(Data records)
╔══
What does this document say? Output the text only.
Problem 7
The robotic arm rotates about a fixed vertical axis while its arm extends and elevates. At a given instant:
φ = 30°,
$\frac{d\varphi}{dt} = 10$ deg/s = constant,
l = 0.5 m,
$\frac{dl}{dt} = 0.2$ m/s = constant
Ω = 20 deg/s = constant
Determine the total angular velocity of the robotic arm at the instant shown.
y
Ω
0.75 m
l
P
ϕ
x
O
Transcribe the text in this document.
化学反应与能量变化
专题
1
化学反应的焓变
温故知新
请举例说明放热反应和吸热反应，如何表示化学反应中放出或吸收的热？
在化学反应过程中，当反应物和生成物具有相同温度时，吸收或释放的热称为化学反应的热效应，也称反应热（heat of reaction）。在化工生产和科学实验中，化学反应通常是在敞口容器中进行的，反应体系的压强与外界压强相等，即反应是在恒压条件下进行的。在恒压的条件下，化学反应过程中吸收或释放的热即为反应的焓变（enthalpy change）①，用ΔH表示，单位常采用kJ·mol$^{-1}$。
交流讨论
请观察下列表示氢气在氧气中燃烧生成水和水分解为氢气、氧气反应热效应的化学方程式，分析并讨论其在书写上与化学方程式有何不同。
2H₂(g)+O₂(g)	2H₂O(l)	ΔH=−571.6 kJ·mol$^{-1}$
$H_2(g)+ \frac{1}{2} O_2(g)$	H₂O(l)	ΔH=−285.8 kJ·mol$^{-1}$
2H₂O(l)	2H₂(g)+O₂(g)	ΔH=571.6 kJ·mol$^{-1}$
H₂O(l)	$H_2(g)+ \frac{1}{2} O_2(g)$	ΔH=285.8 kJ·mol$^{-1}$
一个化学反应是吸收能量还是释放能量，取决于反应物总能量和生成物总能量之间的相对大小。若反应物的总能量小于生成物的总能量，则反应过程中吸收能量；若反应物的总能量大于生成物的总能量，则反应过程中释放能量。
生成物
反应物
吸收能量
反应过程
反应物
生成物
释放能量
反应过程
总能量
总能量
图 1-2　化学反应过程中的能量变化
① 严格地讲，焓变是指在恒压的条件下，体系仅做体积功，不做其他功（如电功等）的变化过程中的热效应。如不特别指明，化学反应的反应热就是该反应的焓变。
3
╚══
● What is needed: From the listing above, copy out each line where the word "robotic" appears.

● Worked solution:
The robotic arm rotates about a fixed vertical axis while its arm extends and elevates. At a given instant:
Determine the total angular velocity of the robotic arm at the instant shown.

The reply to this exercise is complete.